- _DIRECTIONS_
Take the line that contains "Extract all readable text from this page." and every line after it in the material below, and quote them exactly.

- _Dataset excerpt_
- - -

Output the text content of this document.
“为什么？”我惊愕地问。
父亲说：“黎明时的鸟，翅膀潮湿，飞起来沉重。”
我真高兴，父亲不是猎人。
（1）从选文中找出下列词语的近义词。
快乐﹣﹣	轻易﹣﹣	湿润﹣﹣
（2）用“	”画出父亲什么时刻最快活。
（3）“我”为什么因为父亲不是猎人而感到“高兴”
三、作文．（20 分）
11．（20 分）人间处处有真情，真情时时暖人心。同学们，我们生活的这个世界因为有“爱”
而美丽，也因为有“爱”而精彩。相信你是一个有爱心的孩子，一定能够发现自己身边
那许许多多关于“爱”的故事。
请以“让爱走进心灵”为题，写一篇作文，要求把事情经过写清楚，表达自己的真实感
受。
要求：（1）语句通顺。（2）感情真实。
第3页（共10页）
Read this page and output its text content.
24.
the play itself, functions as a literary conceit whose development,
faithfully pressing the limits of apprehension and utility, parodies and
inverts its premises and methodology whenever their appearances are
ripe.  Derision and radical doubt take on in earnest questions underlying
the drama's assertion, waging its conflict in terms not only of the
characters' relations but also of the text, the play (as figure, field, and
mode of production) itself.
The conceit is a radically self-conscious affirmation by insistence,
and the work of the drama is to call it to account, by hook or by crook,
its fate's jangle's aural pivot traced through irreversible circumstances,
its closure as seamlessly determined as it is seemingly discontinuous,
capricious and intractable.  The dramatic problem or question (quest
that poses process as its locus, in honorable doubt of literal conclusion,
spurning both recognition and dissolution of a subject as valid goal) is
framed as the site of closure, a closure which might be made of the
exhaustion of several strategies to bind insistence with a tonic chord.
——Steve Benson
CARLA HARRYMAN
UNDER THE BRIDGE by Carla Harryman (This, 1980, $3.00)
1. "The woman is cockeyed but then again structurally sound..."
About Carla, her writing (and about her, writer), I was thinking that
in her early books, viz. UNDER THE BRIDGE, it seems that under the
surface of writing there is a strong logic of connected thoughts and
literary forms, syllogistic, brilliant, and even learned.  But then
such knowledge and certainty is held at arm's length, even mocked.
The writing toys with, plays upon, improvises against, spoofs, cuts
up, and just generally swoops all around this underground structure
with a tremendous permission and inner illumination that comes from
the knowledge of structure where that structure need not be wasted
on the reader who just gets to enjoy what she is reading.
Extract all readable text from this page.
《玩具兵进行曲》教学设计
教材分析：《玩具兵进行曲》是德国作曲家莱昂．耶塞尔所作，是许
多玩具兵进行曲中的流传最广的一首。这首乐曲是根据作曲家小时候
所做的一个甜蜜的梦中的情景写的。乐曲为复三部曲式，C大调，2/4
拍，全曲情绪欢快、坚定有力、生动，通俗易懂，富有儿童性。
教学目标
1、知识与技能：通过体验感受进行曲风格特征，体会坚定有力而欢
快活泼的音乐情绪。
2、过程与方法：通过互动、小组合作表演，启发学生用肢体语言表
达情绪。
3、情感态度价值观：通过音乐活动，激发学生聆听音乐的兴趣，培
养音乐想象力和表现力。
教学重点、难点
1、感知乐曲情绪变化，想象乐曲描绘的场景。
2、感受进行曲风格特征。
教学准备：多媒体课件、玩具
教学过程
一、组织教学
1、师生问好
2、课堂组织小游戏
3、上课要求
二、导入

- - -

- _WRITTEN ANSWER_
Extract all readable text from this page.
《玩具兵进行曲》教学设计
教材分析：《玩具兵进行曲》是德国作曲家莱昂．耶塞尔所作，是许
多玩具兵进行曲中的流传最广的一首。这首乐曲是根据作曲家小时候
所做的一个甜蜜的梦中的情景写的。乐曲为复三部曲式，C大调，2/4
拍，全曲情绪欢快、坚定有力、生动，通俗易懂，富有儿童性。
教学目标
1、知识与技能：通过体验感受进行曲风格特征，体会坚定有力而欢
快活泼的音乐情绪。
2、过程与方法：通过互动、小组合作表演，启发学生用肢体语言表
达情绪。
3、情感态度价值观：通过音乐活动，激发学生聆听音乐的兴趣，培
养音乐想象力和表现力。
教学重点、难点
1、感知乐曲情绪变化，想象乐曲描绘的场景。
2、感受进行曲风格特征。
教学准备：多媒体课件、玩具
教学过程
一、组织教学
1、师生问好
2、课堂组织小游戏
3、上课要求
二、导入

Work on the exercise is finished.